(Entries taken from a collection)

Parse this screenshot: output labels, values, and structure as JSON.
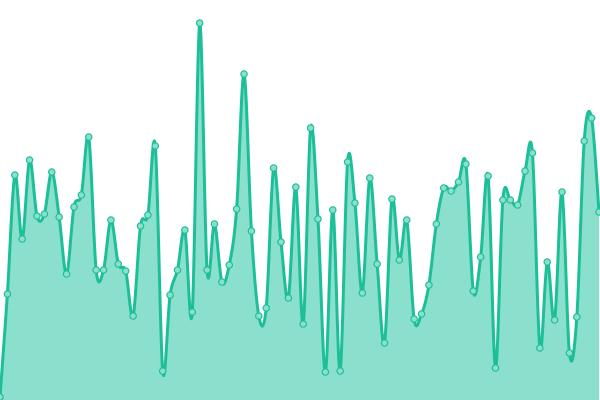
{
  "chart_data": {
    "type": "area",
    "title": "",
    "xlabel": "",
    "ylabel": "",
    "grid": false,
    "legend": "none",
    "ylim": [
      0,
      400
    ],
    "x": [
      0,
      1,
      2,
      3,
      4,
      5,
      6,
      7,
      8,
      9,
      10,
      11,
      12,
      13,
      14,
      15,
      16,
      17,
      18,
      19,
      20,
      21,
      22,
      23,
      24,
      25,
      26,
      27,
      28,
      29,
      30,
      31,
      32,
      33,
      34,
      35,
      36,
      37,
      38,
      39,
      40,
      41,
      42,
      43,
      44,
      45,
      46,
      47,
      48,
      49,
      50,
      51,
      52,
      53,
      54,
      55,
      56,
      57,
      58,
      59,
      60,
      61,
      62,
      63,
      64,
      65,
      66,
      67,
      68,
      69,
      70,
      71,
      72,
      73,
      74,
      75,
      76,
      77,
      78,
      79,
      80,
      81
    ],
    "series": [
      {
        "values": [
          3,
          106,
          225,
          161,
          240,
          184,
          186,
          228,
          183,
          126,
          193,
          205,
          263,
          130,
          130,
          180,
          136,
          129,
          84,
          174,
          185,
          254,
          29,
          105,
          130,
          170,
          88,
          377,
          130,
          176,
          118,
          135,
          191,
          326,
          169,
          84,
          92,
          232,
          158,
          102,
          213,
          76,
          272,
          181,
          28,
          190,
          29,
          238,
          197,
          107,
          222,
          136,
          57,
          201,
          140,
          180,
          81,
          86,
          115,
          176,
          212,
          209,
          218,
          236,
          109,
          143,
          224,
          32,
          200,
          200,
          195,
          229,
          247,
          52,
          138,
          80,
          208,
          47,
          83,
          259,
          282,
          188
        ]
      }
    ],
    "colors": {
      "line": "#1dbf98",
      "fill": "#8adfcd",
      "point_fill": "#8adfcd",
      "point_stroke": "#1dbf98"
    }
  }
}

*What to do*: Word for word, quote the lines above. Omit the pictures.

*Solution to the problem*:
Parse this screenshot: output labels, values, and structure as JSON.
{
  "chart_data": {
    "type": "area",
    "title": "",
    "xlabel": "",
    "ylabel": "",
    "grid": false,
    "legend": "none",
    "ylim": [
      0,
      400
    ],
    "x": [
      0,
      1,
      2,
      3,
      4,
      5,
      6,
      7,
      8,
      9,
      10,
      11,
      12,
      13,
      14,
      15,
      16,
      17,
      18,
      19,
      20,
      21,
      22,
      23,
      24,
      25,
      26,
      27,
      28,
      29,
      30,
      31,
      32,
      33,
      34,
      35,
      36,
      37,
      38,
      39,
      40,
      41,
      42,
      43,
      44,
      45,
      46,
      47,
      48,
      49,
      50,
      51,
      52,
      53,
      54,
      55,
      56,
      57,
      58,
      59,
      60,
      61,
      62,
      63,
      64,
      65,
      66,
      67,
      68,
      69,
      70,
      71,
      72,
      73,
      74,
      75,
      76,
      77,
      78,
      79,
      80,
      81
    ],
    "series": [
      {
        "values": [
          3,
          106,
          225,
          161,
          240,
          184,
          186,
          228,
          183,
          126,
          193,
          205,
          263,
          130,
          130,
          180,
          136,
          129,
          84,
          174,
          185,
          254,
          29,
          105,
          130,
          170,
          88,
          377,
          130,
          176,
          118,
          135,
          191,
          326,
          169,
          84,
          92,
          232,
          158,
          102,
          213,
          76,
          272,
          181,
          28,
          190,
          29,
          238,
          197,
          107,
          222,
          136,
          57,
          201,
          140,
          180,
          81,
          86,
          115,
          176,
          212,
          209,
          218,
          236,
          109,
          143,
          224,
          32,
          200,
          200,
          195,
          229,
          247,
          52,
          138,
          80,
          208,
          47,
          83,
          259,
          282,
          188
        ]
      }
    ],
    "colors": {
      "line": "#1dbf98",
      "fill": "#8adfcd",
      "point_fill": "#8adfcd",
      "point_stroke": "#1dbf98"
    }
  }
}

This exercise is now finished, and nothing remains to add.